**Request**
Print the whole listing exactly.

**Listed entries**
※ ※ ※

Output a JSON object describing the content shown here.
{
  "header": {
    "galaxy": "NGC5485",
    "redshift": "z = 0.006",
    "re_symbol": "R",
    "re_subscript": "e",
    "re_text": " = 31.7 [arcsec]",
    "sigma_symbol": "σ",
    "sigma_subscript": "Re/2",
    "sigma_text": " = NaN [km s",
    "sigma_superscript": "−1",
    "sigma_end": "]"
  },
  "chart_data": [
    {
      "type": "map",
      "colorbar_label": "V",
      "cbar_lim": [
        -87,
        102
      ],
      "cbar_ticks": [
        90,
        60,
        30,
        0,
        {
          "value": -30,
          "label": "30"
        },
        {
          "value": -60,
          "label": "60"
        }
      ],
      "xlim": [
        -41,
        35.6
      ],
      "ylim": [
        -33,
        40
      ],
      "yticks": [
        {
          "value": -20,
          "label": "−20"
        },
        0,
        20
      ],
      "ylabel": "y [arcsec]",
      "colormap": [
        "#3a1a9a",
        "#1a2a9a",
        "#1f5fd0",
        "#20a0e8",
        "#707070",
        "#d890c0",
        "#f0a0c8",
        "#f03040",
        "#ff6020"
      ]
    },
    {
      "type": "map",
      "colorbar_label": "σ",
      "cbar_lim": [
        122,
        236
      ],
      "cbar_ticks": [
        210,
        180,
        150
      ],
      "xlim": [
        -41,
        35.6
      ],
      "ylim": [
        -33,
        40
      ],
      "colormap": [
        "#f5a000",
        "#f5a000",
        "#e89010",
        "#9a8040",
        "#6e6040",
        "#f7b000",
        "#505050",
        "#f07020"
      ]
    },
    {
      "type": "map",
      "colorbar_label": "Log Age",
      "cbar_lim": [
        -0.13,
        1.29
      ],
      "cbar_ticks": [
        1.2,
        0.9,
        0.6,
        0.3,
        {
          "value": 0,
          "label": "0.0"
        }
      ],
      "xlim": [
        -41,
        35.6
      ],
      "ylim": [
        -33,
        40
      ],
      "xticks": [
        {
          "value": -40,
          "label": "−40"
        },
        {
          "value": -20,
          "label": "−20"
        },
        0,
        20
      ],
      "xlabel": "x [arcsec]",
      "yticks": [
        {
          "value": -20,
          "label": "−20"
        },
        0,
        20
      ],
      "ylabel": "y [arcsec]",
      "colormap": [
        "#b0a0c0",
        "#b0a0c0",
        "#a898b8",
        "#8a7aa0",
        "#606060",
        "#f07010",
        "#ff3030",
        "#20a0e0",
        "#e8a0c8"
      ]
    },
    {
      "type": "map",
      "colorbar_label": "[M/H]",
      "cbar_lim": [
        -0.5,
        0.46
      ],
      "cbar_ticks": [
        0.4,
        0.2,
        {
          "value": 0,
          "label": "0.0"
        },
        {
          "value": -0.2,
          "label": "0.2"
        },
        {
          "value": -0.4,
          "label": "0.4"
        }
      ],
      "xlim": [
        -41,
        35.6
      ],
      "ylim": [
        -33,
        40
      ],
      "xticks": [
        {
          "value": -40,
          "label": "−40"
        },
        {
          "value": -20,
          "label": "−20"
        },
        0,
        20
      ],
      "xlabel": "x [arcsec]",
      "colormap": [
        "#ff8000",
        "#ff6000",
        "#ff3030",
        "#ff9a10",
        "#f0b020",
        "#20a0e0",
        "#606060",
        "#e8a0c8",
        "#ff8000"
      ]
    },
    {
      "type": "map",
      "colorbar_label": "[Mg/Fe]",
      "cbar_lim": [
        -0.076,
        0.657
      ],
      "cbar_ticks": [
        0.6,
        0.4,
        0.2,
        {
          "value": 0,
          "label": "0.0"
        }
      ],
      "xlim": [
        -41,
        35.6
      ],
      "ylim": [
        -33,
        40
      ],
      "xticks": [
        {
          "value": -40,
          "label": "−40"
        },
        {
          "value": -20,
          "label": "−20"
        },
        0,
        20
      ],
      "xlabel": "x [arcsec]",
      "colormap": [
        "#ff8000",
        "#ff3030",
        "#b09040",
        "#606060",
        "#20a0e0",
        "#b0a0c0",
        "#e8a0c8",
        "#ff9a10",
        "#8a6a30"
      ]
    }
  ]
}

※ ※ ※

**Written solution**
Output a JSON object describing the content shown here.
{
  "header": {
    "galaxy": "NGC5485",
    "redshift": "z = 0.006",
    "re_symbol": "R",
    "re_subscript": "e",
    "re_text": " = 31.7 [arcsec]",
    "sigma_symbol": "σ",
    "sigma_subscript": "Re/2",
    "sigma_text": " = NaN [km s",
    "sigma_superscript": "−1",
    "sigma_end": "]"
  },
  "chart_data": [
    {
      "type": "map",
      "colorbar_label": "V",
      "cbar_lim": [
        -87,
        102
      ],
      "cbar_ticks": [
        90,
        60,
        30,
        0,
        {
          "value": -30,
          "label": "30"
        },
        {
          "value": -60,
          "label": "60"
        }
      ],
      "xlim": [
        -41,
        35.6
      ],
      "ylim": [
        -33,
        40
      ],
      "yticks": [
        {
          "value": -20,
          "label": "−20"
        },
        0,
        20
      ],
      "ylabel": "y [arcsec]",
      "colormap": [
        "#3a1a9a",
        "#1a2a9a",
        "#1f5fd0",
        "#20a0e8",
        "#707070",
        "#d890c0",
        "#f0a0c8",
        "#f03040",
        "#ff6020"
      ]
    },
    {
      "type": "map",
      "colorbar_label": "σ",
      "cbar_lim": [
        122,
        236
      ],
      "cbar_ticks": [
        210,
        180,
        150
      ],
      "xlim": [
        -41,
        35.6
      ],
      "ylim": [
        -33,
        40
      ],
      "colormap": [
        "#f5a000",
        "#f5a000",
        "#e89010",
        "#9a8040",
        "#6e6040",
        "#f7b000",
        "#505050",
        "#f07020"
      ]
    },
    {
      "type": "map",
      "colorbar_label": "Log Age",
      "cbar_lim": [
        -0.13,
        1.29
      ],
      "cbar_ticks": [
        1.2,
        0.9,
        0.6,
        0.3,
        {
          "value": 0,
          "label": "0.0"
        }
      ],
      "xlim": [
        -41,
        35.6
      ],
      "ylim": [
        -33,
        40
      ],
      "xticks": [
        {
          "value": -40,
          "label": "−40"
        },
        {
          "value": -20,
          "label": "−20"
        },
        0,
        20
      ],
      "xlabel": "x [arcsec]",
      "yticks": [
        {
          "value": -20,
          "label": "−20"
        },
        0,
        20
      ],
      "ylabel": "y [arcsec]",
      "colormap": [
        "#b0a0c0",
        "#b0a0c0",
        "#a898b8",
        "#8a7aa0",
        "#606060",
        "#f07010",
        "#ff3030",
        "#20a0e0",
        "#e8a0c8"
      ]
    },
    {
      "type": "map",
      "colorbar_label": "[M/H]",
      "cbar_lim": [
        -0.5,
        0.46
      ],
      "cbar_ticks": [
        0.4,
        0.2,
        {
          "value": 0,
          "label": "0.0"
        },
        {
          "value": -0.2,
          "label": "0.2"
        },
        {
          "value": -0.4,
          "label": "0.4"
        }
      ],
      "xlim": [
        -41,
        35.6
      ],
      "ylim": [
        -33,
        40
      ],
      "xticks": [
        {
          "value": -40,
          "label": "−40"
        },
        {
          "value": -20,
          "label": "−20"
        },
        0,
        20
      ],
      "xlabel": "x [arcsec]",
      "colormap": [
        "#ff8000",
        "#ff6000",
        "#ff3030",
        "#ff9a10",
        "#f0b020",
        "#20a0e0",
        "#606060",
        "#e8a0c8",
        "#ff8000"
      ]
    },
    {
      "type": "map",
      "colorbar_label": "[Mg/Fe]",
      "cbar_lim": [
        -0.076,
        0.657
      ],
      "cbar_ticks": [
        0.6,
        0.4,
        0.2,
        {
          "value": 0,
          "label": "0.0"
        }
      ],
      "xlim": [
        -41,
        35.6
      ],
      "ylim": [
        -33,
        40
      ],
      "xticks": [
        {
          "value": -40,
          "label": "−40"
        },
        {
          "value": -20,
          "label": "−20"
        },
        0,
        20
      ],
      "xlabel": "x [arcsec]",
      "colormap": [
        "#ff8000",
        "#ff3030",
        "#b09040",
        "#606060",
        "#20a0e0",
        "#b0a0c0",
        "#e8a0c8",
        "#ff9a10",
        "#8a6a30"
      ]
    }
  ]
}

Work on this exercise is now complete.